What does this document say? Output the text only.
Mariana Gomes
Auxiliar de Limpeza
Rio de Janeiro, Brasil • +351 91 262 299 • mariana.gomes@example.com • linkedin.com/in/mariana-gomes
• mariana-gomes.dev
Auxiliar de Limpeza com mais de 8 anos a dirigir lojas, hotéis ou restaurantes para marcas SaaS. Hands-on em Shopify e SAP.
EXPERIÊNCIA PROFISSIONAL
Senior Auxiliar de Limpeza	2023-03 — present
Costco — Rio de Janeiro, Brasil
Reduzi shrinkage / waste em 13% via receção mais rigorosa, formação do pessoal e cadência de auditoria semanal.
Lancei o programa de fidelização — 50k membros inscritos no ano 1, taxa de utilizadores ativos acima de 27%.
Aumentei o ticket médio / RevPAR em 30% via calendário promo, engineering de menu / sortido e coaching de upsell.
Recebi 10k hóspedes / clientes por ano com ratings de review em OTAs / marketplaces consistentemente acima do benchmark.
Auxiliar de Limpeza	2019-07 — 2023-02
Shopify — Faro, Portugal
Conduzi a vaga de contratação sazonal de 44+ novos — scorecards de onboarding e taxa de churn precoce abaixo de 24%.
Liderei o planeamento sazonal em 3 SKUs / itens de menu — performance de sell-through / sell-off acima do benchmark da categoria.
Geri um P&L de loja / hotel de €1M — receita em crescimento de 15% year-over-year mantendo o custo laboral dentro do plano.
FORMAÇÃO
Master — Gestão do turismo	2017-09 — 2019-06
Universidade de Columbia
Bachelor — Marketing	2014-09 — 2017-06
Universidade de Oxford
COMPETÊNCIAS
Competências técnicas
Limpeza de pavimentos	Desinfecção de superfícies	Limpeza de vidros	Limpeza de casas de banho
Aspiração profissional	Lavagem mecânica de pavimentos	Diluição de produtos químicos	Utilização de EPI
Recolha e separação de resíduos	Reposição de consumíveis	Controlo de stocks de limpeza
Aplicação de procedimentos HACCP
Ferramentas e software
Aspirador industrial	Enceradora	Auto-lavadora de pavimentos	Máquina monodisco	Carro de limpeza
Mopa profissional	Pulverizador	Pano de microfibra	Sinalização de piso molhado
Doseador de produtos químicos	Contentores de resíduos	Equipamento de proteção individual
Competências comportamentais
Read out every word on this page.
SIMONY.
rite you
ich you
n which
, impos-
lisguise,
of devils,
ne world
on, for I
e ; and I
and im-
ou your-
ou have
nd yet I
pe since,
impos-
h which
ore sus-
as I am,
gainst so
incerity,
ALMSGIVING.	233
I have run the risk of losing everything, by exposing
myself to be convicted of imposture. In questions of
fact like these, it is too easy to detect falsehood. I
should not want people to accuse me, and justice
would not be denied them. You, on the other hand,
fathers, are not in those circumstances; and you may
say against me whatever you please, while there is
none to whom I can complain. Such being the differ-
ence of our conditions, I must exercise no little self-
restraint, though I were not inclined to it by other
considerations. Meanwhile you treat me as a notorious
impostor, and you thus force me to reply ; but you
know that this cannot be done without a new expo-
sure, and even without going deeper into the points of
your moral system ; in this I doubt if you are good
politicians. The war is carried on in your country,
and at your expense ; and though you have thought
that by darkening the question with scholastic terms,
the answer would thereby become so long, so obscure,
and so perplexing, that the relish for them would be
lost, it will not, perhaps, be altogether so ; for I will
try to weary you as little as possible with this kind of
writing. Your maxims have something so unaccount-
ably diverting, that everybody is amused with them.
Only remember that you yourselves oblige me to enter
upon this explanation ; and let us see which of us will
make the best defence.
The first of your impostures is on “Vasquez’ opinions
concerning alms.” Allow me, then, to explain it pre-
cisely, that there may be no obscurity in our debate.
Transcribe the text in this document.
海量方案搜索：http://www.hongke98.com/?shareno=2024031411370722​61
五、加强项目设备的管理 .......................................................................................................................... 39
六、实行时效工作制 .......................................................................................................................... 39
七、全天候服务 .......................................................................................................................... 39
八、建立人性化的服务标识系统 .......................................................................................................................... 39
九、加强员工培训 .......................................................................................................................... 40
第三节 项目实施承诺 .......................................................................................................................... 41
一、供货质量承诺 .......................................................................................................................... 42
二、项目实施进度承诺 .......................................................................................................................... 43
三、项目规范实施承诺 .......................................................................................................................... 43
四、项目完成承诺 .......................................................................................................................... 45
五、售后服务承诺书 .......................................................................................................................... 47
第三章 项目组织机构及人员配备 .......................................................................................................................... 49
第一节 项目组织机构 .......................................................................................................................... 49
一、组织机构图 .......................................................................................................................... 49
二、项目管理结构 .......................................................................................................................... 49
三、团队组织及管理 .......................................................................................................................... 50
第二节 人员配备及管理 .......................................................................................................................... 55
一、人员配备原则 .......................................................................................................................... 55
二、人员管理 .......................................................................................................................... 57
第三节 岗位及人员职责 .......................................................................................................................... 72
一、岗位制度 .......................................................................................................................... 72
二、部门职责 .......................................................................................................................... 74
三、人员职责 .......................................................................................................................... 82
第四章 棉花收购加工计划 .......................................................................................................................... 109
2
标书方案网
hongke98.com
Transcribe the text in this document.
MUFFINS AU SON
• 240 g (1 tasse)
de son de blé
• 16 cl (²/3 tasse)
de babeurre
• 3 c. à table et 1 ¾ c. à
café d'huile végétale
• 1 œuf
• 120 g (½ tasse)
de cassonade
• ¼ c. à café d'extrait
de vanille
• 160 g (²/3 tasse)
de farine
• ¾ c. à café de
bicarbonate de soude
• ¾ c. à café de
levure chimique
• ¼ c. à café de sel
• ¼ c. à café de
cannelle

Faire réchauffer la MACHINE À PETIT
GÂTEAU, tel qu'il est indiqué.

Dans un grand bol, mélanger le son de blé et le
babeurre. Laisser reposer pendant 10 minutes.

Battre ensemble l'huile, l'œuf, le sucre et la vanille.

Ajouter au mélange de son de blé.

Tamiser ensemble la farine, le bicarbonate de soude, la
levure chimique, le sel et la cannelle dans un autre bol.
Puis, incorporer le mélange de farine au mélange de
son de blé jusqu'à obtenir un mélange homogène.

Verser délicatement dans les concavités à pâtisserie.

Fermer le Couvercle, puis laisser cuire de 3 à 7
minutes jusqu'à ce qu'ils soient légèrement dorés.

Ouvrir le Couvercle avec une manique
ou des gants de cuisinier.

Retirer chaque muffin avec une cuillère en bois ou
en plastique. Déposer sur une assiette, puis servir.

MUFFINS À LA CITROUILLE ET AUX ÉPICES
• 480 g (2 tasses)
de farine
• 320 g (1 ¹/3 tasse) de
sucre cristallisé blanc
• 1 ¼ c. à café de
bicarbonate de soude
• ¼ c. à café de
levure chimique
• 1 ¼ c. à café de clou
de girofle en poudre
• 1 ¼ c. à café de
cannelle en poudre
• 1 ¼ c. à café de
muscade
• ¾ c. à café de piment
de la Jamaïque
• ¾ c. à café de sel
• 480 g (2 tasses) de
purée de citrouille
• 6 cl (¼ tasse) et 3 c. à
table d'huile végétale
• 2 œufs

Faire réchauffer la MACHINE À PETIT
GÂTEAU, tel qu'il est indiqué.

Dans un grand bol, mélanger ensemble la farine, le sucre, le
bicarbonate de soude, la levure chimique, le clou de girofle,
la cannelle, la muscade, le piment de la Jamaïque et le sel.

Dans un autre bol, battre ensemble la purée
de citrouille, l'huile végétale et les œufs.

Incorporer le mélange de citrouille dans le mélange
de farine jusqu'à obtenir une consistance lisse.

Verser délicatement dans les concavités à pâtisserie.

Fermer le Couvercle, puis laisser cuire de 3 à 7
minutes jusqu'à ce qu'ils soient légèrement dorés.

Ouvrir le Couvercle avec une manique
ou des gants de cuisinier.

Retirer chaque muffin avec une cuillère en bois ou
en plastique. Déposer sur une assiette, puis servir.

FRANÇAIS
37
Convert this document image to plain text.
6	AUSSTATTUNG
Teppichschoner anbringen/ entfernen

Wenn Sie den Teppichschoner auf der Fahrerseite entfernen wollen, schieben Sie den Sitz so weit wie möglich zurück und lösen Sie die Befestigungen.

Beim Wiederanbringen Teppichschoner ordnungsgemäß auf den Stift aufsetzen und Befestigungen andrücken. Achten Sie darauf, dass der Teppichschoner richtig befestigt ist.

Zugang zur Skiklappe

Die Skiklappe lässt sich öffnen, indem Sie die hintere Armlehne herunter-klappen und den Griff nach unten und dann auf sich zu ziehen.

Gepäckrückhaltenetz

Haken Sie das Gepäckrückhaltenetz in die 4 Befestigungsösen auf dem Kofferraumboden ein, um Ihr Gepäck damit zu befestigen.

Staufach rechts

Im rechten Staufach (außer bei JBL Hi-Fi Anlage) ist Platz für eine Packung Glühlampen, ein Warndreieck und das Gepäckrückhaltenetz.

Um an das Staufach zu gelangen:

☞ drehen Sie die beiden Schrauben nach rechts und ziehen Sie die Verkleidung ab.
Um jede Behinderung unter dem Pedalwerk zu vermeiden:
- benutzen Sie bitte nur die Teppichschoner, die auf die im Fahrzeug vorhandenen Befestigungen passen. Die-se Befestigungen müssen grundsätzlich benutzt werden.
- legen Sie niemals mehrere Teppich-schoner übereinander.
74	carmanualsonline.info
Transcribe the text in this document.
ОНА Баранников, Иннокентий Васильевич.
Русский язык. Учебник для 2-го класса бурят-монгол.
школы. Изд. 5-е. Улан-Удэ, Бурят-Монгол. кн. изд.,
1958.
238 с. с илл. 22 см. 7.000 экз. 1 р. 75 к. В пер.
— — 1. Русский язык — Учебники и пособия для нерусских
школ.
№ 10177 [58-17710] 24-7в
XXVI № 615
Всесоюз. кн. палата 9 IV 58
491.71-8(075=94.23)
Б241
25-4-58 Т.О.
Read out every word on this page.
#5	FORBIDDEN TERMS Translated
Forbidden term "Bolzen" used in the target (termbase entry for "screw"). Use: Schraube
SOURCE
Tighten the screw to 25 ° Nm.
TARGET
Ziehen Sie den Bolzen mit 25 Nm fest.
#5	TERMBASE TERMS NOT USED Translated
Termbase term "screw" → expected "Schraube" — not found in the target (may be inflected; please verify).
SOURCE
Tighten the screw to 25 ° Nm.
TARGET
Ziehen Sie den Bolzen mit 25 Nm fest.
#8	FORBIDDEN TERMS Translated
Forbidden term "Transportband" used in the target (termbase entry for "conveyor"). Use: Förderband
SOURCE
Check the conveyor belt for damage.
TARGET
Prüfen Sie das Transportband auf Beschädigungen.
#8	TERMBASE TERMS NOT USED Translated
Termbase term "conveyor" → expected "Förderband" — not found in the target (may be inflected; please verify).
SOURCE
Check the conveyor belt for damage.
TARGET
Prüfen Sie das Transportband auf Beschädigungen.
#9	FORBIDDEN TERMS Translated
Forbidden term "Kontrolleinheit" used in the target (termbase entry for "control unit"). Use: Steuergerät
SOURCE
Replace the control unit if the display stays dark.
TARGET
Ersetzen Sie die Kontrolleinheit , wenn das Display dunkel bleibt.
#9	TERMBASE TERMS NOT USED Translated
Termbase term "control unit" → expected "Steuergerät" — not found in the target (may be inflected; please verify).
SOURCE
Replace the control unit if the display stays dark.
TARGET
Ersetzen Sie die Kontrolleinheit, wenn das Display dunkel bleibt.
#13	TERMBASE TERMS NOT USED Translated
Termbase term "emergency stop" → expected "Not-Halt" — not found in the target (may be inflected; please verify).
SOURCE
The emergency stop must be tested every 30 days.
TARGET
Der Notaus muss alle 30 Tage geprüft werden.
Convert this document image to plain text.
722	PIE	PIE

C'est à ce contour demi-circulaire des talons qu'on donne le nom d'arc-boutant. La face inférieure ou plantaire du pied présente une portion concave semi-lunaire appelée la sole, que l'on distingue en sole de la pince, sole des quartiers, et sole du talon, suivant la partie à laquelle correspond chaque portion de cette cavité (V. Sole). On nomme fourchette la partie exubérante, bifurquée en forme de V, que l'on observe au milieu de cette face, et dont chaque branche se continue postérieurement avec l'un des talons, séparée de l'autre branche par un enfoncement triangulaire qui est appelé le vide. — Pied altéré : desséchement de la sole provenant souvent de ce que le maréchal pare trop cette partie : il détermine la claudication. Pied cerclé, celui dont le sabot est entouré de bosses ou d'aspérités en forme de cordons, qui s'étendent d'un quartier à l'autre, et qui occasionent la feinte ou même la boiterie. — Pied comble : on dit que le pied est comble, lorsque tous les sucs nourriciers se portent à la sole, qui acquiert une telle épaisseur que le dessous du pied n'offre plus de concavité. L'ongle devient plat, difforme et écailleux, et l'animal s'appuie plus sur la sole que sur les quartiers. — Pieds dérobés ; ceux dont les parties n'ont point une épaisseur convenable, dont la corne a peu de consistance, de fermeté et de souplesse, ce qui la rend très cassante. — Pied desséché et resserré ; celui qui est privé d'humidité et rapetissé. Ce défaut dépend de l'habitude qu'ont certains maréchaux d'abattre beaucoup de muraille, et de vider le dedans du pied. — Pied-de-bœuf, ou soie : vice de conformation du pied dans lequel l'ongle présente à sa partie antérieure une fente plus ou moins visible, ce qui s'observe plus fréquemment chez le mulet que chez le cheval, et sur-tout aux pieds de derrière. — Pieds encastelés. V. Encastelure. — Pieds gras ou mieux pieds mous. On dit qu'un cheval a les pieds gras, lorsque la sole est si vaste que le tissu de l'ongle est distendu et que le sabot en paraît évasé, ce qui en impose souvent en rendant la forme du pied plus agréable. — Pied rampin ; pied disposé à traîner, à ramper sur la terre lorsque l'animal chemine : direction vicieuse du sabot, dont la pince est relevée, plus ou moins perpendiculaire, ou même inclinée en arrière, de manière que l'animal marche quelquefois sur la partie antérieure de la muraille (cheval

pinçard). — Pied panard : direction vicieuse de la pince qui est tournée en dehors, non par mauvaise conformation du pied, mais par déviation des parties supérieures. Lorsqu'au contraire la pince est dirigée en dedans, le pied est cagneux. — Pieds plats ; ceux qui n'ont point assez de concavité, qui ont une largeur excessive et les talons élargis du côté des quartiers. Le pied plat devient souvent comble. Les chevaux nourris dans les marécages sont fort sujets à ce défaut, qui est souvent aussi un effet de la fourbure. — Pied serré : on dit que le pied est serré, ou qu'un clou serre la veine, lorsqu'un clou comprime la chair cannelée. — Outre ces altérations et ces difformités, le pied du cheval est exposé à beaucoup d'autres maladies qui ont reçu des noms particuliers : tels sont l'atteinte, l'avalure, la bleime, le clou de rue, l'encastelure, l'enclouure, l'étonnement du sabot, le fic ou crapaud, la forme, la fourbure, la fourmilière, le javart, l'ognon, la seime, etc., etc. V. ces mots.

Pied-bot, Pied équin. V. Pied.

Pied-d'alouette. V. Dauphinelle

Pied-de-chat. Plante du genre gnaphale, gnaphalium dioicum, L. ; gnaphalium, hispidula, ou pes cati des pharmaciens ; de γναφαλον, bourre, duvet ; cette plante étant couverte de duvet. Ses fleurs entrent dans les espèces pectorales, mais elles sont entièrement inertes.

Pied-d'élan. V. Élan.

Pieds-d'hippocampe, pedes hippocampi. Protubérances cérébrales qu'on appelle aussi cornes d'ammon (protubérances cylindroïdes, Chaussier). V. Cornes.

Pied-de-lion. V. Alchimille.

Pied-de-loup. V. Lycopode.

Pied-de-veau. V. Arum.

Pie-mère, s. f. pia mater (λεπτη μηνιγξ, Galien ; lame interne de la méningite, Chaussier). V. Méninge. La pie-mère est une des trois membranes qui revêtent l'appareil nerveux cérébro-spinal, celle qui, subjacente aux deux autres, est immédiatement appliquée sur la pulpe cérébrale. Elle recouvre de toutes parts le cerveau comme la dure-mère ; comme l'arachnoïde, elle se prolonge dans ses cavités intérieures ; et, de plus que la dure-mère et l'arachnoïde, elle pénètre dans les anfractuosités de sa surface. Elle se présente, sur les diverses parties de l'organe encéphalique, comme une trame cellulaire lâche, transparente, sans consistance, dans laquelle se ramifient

### Your goal
Across the records, how many lines contain "muscade"? Only the number should be given.

### Correct result
2